#### MATERIAL PROVIDED

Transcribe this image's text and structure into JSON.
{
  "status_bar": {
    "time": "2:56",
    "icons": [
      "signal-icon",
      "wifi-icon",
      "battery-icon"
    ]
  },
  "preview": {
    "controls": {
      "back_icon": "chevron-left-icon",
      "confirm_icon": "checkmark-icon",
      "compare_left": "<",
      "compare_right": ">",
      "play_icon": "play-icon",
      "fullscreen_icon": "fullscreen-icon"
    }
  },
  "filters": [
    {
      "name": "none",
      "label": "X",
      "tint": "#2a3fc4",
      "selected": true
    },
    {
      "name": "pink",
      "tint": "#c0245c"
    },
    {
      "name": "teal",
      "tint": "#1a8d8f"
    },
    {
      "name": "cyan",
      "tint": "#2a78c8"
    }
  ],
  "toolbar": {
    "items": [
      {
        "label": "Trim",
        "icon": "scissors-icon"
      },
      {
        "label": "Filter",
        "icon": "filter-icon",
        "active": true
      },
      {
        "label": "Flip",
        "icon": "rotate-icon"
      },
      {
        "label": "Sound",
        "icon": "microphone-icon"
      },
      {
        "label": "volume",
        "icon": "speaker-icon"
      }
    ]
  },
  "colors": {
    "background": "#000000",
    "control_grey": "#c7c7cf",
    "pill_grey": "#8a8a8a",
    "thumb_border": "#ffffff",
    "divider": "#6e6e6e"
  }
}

########
#### MATERIAL PROVIDED

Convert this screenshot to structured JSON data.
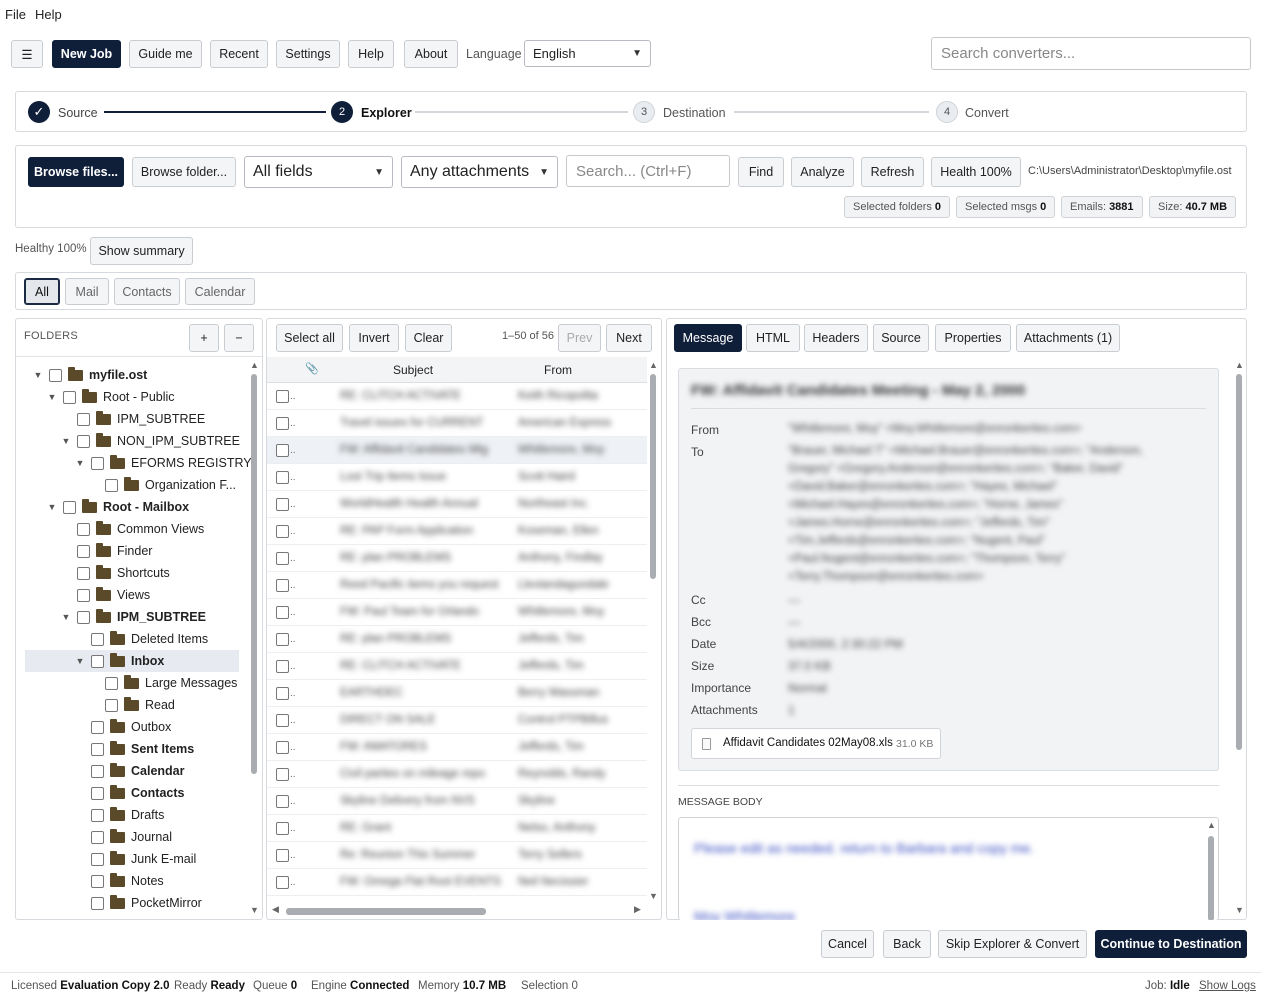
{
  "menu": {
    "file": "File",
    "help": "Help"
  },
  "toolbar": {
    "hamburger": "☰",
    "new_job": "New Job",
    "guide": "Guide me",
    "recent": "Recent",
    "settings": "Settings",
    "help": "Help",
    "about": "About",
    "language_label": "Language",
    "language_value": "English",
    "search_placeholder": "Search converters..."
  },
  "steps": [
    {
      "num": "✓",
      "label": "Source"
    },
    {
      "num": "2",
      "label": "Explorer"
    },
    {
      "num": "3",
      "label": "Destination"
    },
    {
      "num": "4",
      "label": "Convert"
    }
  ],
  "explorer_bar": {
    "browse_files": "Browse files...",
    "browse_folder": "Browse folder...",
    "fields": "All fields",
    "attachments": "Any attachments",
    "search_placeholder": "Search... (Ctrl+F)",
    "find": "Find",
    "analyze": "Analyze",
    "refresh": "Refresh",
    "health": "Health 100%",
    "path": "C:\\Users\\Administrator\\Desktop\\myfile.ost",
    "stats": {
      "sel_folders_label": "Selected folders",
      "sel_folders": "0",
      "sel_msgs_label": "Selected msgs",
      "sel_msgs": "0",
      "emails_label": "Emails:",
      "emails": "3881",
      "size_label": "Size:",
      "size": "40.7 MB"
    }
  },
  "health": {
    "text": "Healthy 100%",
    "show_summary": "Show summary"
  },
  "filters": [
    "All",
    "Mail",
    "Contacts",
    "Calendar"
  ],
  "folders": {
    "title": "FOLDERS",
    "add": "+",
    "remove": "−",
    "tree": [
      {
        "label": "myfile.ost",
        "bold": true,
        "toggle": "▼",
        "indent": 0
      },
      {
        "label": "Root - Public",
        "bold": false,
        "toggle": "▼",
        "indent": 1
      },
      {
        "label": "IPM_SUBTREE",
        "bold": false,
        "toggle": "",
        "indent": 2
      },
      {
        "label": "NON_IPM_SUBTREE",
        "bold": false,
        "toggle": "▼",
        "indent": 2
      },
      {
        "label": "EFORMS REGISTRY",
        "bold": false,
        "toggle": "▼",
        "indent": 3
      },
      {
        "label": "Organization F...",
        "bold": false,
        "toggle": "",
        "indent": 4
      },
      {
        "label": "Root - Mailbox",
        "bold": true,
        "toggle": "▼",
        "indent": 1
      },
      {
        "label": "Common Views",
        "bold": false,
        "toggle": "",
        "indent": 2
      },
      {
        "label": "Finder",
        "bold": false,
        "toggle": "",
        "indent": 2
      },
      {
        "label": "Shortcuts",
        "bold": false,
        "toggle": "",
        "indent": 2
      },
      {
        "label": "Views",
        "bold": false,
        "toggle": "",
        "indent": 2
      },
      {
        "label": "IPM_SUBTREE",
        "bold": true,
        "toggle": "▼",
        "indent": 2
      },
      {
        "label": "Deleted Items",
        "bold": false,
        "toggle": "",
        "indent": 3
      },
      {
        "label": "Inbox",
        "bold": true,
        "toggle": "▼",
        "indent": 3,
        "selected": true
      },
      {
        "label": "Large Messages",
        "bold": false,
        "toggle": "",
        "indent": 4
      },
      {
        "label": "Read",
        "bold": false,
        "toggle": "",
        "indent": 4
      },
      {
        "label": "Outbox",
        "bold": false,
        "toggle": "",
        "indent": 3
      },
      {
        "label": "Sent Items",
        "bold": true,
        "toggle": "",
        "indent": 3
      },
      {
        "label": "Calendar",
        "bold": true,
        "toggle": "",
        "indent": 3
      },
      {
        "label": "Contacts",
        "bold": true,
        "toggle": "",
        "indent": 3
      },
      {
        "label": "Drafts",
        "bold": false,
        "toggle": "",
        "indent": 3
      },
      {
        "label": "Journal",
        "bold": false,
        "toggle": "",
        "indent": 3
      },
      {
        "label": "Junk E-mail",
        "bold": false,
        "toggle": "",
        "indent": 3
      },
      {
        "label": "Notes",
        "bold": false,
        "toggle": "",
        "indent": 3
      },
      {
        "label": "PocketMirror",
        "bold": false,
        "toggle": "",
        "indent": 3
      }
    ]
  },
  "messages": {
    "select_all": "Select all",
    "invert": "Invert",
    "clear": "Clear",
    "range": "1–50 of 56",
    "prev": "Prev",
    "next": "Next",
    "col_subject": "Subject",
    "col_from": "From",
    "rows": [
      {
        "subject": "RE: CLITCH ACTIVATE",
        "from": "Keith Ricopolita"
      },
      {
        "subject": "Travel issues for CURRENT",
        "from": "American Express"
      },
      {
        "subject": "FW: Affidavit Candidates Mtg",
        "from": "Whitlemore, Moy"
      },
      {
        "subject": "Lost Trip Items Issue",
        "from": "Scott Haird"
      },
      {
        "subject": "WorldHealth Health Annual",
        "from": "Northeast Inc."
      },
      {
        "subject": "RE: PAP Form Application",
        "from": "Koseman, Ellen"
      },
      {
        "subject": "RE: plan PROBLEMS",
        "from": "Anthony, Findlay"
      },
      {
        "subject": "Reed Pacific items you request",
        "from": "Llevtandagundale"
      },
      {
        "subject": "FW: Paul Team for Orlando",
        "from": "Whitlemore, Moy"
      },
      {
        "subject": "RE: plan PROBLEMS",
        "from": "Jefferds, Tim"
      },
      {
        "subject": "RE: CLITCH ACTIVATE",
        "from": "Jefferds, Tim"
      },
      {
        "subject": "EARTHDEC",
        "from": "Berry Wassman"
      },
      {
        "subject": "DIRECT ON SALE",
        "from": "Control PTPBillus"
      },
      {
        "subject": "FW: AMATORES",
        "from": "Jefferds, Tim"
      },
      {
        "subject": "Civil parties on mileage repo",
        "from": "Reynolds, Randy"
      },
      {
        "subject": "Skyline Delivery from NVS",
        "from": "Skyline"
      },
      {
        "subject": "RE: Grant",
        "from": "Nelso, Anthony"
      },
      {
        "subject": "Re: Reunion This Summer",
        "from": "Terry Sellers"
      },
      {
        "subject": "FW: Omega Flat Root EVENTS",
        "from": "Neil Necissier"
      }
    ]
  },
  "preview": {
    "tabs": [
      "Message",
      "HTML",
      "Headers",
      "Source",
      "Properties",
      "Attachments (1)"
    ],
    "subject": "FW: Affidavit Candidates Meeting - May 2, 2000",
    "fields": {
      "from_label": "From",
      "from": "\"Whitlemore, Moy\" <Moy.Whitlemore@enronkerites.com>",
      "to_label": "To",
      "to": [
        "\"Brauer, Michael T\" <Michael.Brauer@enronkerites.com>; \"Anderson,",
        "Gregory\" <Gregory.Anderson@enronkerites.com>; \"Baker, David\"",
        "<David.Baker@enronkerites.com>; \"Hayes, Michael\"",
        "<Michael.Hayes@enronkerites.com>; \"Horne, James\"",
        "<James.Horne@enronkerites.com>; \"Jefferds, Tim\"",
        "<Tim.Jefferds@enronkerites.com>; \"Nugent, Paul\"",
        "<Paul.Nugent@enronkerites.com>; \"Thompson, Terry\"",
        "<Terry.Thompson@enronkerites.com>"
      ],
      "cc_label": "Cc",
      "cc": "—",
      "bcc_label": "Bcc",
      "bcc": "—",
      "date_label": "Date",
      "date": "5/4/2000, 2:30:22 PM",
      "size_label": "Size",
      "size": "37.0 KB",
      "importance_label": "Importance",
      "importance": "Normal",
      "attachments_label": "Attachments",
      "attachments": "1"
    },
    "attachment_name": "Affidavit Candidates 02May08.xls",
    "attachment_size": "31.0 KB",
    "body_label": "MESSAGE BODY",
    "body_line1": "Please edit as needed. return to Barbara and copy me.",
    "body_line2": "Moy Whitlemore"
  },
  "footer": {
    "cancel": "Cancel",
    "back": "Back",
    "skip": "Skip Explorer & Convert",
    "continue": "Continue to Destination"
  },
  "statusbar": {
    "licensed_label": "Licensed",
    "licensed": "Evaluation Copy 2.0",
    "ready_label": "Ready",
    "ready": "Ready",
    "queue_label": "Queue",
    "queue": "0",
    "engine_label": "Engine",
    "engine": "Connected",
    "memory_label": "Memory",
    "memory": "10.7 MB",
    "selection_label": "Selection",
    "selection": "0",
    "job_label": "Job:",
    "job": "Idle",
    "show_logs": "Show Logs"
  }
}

########

→ **EXERCISE BRIEF**
Go through the data and count each line that has the word "Skyline", then give the total alone.

→ **IN RESPONSE**
2